▶ [REQUIRED TASK]
In the Mississippi Highway 602 article, the route information lists two counties, Hancock and Pearl River. Explain why both counties are listed even though the highway was first designated in only one of them.

▶ [EXCERPTED TEXT]
- MS 602 highlighted in red

Route information
- Maintained by MSHC
- Length: 12.9 mi (20.8 km)
- Existed: 1958–1967

Major junctions
- South end: MS 43 near Logtown
- North end: US 11 / MS 43 in Picayune

Location
- Country: United States
- State: Mississippi
- Counties: Hancock, Pearl River

Highway system
- Mississippi State Highway System; Interstate; US; State;
| ← MS 601 |  | → MS 603 |

= Mississippi Highway 602 =

Highway in Mississippi

Mississippi Highway 602 (MS 602) was a highway in southern Mississippi. Its southern terminus was at MS 43, which is now inside the John C. Stennis Space Center. The road traveled a slightly curved route to its northern terminus at U.S. Route 11 (US 11) and MS 43 in Picayune. MS 602 was designated in 1958, only in Pearl River County. The route was extended south into Hancock County two years later. MS 602 was then removed from the state highway system in 1967, less than a decade after it was designated.

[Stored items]
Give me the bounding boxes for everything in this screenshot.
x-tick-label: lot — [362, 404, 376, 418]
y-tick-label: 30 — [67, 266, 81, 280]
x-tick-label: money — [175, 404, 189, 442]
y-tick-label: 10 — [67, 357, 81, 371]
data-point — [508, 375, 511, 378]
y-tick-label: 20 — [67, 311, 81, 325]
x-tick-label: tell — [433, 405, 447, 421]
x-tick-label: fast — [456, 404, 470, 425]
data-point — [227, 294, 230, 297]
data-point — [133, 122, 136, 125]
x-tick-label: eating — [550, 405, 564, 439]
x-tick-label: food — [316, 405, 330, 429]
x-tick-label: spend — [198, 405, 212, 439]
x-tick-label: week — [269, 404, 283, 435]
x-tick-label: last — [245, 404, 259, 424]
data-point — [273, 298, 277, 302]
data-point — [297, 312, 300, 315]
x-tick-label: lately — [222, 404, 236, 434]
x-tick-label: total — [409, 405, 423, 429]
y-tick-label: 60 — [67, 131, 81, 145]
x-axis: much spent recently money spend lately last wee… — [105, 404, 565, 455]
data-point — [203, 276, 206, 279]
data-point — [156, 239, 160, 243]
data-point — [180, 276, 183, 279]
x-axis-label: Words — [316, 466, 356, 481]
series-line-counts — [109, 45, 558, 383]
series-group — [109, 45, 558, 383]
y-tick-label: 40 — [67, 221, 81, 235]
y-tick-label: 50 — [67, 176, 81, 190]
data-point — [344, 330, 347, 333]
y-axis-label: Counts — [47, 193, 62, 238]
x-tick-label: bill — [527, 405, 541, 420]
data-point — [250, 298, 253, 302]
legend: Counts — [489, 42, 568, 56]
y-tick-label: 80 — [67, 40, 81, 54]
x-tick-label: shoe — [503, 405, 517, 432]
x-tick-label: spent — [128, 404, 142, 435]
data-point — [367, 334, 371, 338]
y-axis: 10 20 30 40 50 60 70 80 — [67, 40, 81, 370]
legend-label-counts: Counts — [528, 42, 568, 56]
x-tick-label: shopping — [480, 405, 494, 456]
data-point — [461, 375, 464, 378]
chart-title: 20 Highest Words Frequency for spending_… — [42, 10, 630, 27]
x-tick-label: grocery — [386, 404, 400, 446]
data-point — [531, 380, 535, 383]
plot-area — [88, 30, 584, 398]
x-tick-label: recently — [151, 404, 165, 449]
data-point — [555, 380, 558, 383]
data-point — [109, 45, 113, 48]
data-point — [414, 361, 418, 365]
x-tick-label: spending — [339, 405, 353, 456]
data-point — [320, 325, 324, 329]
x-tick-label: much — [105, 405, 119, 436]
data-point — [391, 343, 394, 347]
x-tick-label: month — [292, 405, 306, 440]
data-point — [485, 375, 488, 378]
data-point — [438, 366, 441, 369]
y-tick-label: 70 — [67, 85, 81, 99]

▶ [WRITTEN REPLY]
MS 602 was designated in 1958 only in Pearl River County. Two years later the route was extended south into Hancock County, so it ran through both counties.